DIRECTIVE: Show every line that has the string "image" in it.

RECORDS FOR THIS EXERCISE:
--------

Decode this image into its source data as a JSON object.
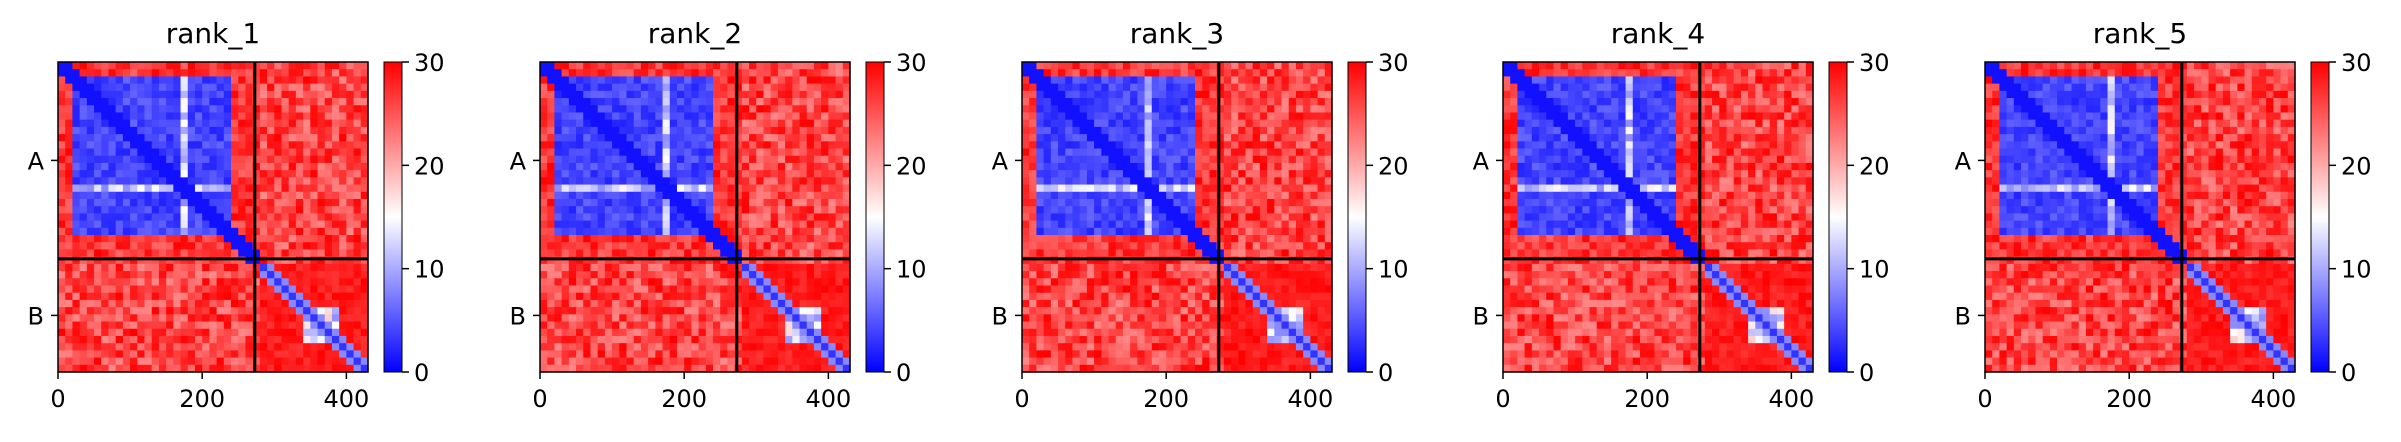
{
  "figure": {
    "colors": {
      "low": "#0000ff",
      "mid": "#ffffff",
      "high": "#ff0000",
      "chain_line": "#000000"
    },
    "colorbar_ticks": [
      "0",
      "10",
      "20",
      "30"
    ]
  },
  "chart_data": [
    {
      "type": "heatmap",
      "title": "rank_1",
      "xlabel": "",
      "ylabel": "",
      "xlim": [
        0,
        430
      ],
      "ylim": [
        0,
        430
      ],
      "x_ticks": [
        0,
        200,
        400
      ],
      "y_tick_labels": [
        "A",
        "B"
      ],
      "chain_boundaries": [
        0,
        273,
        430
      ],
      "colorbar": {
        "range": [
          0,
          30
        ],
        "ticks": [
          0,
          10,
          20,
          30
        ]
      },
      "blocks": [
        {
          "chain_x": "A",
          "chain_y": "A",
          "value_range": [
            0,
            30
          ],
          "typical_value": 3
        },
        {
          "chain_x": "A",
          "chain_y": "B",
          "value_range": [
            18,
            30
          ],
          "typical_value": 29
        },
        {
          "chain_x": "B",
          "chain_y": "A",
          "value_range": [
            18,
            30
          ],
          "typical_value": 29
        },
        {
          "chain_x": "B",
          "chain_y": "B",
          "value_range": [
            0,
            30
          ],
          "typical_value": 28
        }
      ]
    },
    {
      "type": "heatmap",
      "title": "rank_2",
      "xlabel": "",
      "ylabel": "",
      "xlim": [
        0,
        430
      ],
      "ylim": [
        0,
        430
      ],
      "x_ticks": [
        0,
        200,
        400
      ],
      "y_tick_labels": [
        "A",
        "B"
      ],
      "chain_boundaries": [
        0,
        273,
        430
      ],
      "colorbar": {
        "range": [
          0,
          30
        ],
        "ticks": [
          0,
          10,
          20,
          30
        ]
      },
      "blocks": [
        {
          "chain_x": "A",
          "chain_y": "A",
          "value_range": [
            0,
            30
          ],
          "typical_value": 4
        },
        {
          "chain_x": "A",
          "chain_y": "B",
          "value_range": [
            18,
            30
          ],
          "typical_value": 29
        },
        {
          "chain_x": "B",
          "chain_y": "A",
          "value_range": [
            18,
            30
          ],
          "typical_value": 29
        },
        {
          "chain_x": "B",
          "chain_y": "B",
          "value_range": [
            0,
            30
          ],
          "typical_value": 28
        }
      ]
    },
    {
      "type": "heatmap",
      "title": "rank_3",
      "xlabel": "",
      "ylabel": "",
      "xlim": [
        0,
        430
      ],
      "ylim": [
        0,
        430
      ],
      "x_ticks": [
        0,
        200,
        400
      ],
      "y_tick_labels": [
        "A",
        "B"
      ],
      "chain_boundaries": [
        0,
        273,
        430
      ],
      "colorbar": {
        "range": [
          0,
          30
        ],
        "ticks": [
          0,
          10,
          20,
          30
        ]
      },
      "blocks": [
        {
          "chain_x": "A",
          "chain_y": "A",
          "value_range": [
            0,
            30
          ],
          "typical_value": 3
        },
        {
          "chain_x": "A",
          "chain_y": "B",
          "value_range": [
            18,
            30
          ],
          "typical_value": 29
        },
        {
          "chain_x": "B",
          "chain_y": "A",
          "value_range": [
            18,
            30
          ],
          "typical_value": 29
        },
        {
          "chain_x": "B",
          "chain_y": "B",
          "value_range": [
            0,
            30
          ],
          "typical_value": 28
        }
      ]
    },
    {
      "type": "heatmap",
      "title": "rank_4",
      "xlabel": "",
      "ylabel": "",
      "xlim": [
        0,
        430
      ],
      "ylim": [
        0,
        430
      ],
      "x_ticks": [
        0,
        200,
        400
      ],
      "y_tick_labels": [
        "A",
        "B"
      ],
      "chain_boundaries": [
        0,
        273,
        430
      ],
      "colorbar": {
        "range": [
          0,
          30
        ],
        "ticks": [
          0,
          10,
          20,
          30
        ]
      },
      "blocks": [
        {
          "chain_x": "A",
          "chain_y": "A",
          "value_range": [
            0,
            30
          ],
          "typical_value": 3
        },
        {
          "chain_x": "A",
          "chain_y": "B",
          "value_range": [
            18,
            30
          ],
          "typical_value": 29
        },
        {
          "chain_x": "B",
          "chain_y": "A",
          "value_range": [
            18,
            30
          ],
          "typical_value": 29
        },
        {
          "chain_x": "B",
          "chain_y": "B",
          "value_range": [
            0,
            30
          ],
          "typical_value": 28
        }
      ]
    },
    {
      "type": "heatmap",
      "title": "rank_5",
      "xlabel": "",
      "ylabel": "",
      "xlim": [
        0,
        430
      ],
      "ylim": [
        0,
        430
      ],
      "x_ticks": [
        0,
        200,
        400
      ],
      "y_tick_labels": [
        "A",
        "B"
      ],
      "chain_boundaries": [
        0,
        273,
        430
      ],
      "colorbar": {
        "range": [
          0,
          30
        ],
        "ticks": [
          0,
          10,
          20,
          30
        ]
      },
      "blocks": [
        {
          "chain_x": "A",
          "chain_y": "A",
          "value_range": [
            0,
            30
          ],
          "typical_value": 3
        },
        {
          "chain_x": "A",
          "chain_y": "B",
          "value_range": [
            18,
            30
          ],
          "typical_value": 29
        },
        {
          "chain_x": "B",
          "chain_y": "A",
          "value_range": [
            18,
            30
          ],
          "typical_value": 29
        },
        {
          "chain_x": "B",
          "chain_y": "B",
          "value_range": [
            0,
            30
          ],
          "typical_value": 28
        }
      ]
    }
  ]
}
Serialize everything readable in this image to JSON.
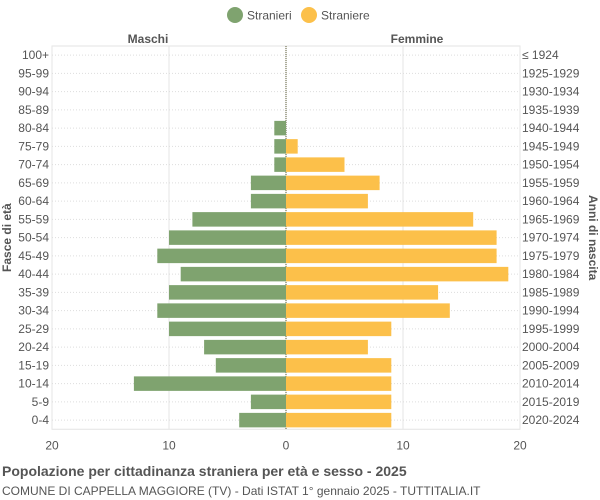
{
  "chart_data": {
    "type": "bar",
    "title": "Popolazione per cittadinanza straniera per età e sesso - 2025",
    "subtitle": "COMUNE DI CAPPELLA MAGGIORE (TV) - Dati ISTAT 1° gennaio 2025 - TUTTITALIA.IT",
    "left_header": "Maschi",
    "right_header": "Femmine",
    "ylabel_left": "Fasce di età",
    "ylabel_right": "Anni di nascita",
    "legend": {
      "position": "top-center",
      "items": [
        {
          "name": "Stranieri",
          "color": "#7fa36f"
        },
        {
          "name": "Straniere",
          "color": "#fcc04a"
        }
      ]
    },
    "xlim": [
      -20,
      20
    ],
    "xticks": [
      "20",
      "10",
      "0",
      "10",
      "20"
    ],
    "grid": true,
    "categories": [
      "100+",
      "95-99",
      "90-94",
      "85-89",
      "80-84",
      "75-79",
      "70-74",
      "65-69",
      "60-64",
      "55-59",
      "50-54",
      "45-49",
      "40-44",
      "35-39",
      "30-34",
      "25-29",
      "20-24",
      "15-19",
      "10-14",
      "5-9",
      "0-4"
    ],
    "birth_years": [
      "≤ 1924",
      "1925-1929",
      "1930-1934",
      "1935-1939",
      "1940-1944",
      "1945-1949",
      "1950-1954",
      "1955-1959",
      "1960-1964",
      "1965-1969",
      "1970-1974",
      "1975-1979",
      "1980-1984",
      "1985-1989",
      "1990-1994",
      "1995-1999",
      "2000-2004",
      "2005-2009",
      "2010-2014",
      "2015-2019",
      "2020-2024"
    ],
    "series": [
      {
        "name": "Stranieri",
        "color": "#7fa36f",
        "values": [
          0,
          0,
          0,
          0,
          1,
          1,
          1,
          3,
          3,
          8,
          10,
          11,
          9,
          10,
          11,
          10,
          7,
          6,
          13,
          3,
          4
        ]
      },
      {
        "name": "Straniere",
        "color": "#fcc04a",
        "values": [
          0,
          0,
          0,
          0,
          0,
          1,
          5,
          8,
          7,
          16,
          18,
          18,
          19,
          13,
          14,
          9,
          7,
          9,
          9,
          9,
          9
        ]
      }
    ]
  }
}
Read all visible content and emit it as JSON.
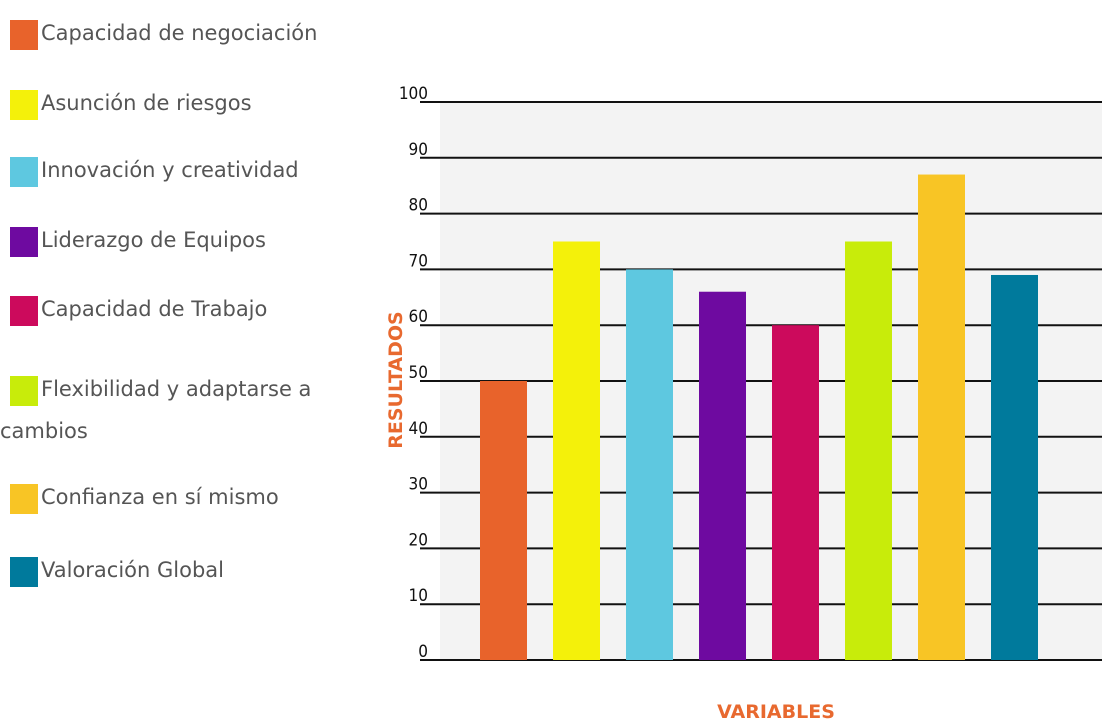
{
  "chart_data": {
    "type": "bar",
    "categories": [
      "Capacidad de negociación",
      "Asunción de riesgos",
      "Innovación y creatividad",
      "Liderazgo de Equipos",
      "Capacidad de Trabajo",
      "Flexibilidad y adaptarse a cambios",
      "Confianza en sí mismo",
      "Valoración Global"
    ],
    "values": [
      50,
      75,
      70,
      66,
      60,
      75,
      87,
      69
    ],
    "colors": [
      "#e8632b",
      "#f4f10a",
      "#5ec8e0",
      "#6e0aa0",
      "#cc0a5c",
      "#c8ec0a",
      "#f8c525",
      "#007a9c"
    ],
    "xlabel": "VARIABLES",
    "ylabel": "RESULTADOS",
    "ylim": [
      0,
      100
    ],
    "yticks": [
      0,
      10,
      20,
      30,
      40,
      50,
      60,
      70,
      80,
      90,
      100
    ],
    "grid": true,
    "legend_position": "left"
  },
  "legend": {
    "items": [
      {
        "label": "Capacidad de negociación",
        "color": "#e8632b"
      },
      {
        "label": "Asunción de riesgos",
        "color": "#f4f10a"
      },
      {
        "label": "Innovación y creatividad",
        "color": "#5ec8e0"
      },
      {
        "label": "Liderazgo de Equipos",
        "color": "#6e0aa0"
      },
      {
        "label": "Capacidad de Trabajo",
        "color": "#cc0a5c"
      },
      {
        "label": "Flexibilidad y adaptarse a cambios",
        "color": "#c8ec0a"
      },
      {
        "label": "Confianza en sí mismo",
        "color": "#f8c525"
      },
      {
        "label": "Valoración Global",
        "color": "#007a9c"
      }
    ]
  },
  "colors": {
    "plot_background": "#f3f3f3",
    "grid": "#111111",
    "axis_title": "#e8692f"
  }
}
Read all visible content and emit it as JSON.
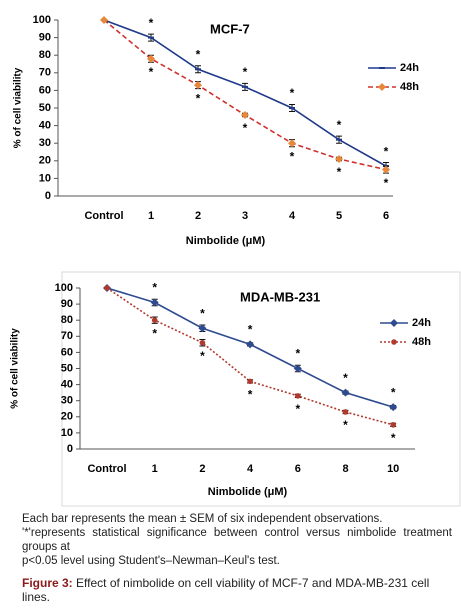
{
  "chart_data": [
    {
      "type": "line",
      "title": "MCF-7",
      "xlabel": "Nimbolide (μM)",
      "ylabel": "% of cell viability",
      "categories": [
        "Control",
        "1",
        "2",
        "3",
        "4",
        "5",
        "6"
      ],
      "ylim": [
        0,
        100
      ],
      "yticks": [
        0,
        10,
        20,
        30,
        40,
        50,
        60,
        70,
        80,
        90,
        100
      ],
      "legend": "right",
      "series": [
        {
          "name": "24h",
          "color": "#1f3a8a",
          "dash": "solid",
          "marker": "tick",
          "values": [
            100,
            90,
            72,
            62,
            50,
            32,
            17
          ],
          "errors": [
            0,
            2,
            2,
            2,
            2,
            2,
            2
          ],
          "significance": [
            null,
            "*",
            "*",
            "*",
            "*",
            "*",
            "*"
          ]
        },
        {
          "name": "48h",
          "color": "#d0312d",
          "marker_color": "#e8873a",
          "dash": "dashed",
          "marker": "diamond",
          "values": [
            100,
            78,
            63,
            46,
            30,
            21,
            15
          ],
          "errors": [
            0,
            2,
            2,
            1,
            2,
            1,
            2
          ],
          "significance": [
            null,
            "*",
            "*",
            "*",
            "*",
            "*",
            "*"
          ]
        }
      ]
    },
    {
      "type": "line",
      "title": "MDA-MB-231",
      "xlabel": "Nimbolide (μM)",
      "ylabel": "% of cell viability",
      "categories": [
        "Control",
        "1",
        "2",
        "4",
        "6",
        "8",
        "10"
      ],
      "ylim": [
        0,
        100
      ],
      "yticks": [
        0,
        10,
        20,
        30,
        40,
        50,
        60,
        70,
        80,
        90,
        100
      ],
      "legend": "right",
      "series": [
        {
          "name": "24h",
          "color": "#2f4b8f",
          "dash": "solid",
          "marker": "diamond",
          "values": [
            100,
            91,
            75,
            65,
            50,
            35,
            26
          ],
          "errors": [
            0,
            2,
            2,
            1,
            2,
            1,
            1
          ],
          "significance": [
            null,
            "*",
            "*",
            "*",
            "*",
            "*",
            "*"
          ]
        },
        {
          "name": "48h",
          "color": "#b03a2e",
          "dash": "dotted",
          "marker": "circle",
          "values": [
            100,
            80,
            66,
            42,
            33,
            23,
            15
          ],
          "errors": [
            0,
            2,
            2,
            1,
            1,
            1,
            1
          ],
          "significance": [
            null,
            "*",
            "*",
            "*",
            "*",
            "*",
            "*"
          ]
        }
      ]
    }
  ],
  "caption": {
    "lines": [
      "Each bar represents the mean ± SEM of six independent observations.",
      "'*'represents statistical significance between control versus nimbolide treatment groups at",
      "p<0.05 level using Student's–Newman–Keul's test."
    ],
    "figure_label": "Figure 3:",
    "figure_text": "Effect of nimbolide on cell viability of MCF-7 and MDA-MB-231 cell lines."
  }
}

--------

PROBLEM SOLUTION:
Decode this image into its source data as a JSON object.
Serialize everything readable in this image to JSON.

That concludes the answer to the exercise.